List each line in which the string "اليوم" appears.

====

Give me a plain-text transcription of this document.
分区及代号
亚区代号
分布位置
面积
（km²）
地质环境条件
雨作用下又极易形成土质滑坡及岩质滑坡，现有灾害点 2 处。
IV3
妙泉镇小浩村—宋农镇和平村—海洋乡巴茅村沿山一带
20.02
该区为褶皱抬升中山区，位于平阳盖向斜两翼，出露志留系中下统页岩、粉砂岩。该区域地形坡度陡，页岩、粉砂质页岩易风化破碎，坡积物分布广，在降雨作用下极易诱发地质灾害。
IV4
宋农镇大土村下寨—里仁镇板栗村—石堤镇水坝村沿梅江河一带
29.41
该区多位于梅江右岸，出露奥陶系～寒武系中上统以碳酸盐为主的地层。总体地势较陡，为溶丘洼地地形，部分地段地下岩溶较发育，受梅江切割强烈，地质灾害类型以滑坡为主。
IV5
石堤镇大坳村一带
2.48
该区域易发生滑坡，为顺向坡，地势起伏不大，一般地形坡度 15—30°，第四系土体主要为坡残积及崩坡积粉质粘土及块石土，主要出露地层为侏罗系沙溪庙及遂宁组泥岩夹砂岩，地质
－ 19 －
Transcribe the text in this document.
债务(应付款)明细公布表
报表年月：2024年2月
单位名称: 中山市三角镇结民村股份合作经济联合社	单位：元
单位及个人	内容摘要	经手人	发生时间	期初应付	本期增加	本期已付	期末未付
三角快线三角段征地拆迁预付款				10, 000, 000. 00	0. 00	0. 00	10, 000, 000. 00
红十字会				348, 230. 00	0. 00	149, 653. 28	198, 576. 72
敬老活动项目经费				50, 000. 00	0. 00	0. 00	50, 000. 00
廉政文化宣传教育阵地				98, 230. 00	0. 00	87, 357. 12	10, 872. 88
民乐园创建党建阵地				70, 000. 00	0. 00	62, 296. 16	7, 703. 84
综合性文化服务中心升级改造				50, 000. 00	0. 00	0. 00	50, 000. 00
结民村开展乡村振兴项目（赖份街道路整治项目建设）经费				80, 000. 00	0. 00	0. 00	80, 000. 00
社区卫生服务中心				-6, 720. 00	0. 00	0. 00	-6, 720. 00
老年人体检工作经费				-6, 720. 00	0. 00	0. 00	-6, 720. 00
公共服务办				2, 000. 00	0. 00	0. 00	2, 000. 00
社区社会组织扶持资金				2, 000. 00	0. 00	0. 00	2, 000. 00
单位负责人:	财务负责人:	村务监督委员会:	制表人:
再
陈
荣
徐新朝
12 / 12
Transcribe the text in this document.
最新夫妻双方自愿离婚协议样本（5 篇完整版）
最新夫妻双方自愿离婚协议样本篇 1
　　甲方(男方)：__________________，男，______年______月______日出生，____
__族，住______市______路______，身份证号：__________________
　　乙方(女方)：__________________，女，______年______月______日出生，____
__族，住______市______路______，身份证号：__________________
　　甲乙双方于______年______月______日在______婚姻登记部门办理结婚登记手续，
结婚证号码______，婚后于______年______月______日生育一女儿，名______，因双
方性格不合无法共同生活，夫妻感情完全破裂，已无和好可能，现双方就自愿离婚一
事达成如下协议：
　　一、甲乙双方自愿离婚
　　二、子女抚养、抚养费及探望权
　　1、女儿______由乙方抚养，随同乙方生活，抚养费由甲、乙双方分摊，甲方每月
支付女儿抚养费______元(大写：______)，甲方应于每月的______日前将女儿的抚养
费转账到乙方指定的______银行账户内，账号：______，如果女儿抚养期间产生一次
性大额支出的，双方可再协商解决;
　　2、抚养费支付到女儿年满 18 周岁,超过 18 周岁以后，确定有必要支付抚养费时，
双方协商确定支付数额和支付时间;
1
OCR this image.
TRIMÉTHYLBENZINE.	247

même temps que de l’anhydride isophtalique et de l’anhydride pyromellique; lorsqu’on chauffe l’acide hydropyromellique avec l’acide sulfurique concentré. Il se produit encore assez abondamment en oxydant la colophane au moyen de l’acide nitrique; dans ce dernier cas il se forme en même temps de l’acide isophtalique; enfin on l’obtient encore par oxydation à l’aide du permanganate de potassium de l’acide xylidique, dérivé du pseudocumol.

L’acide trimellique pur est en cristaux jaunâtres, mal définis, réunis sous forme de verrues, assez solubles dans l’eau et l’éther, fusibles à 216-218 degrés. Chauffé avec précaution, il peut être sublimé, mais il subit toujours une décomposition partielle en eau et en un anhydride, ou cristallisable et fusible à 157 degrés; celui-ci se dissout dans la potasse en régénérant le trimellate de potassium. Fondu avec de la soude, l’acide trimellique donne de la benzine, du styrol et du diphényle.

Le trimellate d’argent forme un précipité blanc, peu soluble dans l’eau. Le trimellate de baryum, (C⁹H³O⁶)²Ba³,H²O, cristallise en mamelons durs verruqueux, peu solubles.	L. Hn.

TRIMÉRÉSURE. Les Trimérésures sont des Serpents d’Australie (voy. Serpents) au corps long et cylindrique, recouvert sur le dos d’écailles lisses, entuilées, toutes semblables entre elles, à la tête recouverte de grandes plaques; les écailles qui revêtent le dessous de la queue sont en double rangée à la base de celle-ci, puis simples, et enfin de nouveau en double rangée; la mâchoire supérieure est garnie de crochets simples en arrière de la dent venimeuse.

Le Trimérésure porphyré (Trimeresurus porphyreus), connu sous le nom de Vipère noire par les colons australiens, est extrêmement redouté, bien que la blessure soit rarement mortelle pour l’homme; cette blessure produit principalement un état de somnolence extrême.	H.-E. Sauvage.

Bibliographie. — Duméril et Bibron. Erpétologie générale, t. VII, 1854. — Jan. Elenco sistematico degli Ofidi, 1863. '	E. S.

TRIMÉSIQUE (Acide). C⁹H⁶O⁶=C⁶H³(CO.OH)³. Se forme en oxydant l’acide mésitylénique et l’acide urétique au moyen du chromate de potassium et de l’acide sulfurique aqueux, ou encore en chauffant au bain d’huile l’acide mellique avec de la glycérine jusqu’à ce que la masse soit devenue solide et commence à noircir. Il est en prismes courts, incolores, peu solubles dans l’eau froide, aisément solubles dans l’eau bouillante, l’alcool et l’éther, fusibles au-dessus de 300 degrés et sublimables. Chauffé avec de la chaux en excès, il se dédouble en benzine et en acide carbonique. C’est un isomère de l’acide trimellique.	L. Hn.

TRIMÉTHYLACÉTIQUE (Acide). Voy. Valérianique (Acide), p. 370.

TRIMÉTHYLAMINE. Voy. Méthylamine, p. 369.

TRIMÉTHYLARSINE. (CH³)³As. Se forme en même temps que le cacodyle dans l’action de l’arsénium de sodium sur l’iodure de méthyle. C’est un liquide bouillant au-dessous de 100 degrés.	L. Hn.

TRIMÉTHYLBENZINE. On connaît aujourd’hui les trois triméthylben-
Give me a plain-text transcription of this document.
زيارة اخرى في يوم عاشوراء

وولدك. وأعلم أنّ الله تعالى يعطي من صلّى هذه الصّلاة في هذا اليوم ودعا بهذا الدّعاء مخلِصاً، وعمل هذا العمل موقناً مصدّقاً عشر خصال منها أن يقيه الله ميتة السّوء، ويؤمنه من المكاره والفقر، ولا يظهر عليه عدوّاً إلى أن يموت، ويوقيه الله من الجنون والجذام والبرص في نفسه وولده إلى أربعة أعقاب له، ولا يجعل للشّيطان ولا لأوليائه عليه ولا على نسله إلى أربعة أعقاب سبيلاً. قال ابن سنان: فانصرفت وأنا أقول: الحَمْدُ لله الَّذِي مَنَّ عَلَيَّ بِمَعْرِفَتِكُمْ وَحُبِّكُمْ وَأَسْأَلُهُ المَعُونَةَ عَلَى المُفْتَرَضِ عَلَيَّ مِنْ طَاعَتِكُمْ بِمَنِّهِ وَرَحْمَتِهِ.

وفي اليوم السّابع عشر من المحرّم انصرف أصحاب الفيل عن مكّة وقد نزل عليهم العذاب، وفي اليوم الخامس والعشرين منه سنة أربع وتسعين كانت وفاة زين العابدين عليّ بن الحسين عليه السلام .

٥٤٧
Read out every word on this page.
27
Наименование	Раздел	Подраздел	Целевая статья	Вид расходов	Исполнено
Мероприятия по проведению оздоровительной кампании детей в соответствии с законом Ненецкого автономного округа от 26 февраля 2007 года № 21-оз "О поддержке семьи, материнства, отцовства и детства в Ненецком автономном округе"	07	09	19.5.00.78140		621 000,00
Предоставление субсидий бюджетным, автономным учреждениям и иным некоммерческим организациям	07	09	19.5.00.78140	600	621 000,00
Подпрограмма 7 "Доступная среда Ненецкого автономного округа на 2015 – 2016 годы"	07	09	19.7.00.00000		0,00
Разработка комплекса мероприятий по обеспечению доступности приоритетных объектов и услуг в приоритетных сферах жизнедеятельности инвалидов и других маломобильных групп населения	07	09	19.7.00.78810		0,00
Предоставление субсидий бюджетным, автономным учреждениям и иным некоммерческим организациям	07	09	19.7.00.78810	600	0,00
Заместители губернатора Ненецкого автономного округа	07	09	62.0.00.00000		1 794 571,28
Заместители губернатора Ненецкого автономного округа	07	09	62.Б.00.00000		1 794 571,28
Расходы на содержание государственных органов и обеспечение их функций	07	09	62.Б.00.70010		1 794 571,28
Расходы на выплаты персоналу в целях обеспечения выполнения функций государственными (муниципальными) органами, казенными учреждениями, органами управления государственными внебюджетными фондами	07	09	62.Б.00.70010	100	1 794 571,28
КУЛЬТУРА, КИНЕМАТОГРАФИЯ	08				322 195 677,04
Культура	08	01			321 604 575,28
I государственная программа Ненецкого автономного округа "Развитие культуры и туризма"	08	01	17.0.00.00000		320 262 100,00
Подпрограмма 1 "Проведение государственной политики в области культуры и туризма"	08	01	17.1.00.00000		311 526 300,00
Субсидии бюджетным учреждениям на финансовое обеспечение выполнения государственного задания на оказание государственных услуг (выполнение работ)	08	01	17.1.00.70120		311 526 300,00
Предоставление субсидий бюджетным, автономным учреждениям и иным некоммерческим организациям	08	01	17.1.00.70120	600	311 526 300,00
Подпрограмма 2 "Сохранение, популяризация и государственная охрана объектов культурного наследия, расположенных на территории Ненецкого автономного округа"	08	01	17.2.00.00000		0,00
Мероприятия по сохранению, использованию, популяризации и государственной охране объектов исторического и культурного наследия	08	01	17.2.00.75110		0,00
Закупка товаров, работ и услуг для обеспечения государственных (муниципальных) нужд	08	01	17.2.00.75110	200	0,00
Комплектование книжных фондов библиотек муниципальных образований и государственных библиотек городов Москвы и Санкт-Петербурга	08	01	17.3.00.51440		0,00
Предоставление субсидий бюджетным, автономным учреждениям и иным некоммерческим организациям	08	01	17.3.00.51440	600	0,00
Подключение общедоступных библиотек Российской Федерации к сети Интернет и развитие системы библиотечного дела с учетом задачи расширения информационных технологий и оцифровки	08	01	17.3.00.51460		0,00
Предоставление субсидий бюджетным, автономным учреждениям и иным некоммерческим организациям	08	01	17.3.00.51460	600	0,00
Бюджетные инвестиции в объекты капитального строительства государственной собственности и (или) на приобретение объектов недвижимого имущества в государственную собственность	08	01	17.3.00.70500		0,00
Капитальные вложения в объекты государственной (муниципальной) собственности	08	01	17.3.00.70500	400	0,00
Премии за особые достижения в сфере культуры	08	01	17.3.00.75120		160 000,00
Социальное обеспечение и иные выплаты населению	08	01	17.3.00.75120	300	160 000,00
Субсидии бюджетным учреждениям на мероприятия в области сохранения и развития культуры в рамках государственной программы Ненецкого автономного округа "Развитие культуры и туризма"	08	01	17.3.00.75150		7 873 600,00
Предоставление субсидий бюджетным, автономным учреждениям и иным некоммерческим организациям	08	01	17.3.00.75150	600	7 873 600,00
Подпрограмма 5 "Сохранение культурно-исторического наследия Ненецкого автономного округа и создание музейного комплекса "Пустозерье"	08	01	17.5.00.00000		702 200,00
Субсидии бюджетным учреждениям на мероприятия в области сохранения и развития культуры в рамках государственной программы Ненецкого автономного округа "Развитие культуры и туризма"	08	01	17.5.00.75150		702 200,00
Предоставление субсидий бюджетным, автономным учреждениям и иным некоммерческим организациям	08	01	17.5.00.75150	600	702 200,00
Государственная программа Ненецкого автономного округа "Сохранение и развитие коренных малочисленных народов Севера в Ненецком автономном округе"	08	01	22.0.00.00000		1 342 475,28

====

**SOLUTION TO THIS TASK**
وولدك. وأعلم أنّ الله تعالى يعطي من صلّى هذه الصّلاة في هذا اليوم ودعا بهذا الدّعاء مخلِصاً، وعمل هذا العمل موقناً مصدّقاً عشر خصال منها أن يقيه الله ميتة السّوء، ويؤمنه من المكاره والفقر، ولا يظهر عليه عدوّاً إلى أن يموت، ويوقيه الله من الجنون والجذام والبرص في نفسه وولده إلى أربعة أعقاب له، ولا يجعل للشّيطان ولا لأوليائه عليه ولا على نسله إلى أربعة أعقاب سبيلاً. قال ابن سنان: فانصرفت وأنا أقول: الحَمْدُ لله الَّذِي مَنَّ عَلَيَّ بِمَعْرِفَتِكُمْ وَحُبِّكُمْ وَأَسْأَلُهُ المَعُونَةَ عَلَى المُفْتَرَضِ عَلَيَّ مِنْ طَاعَتِكُمْ بِمَنِّهِ وَرَحْمَتِهِ.
وفي اليوم السّابع عشر من المحرّم انصرف أصحاب الفيل عن مكّة وقد نزل عليهم العذاب، وفي اليوم الخامس والعشرين منه سنة أربع وتسعين كانت وفاة زين العابدين عليّ بن الحسين عليه السلام .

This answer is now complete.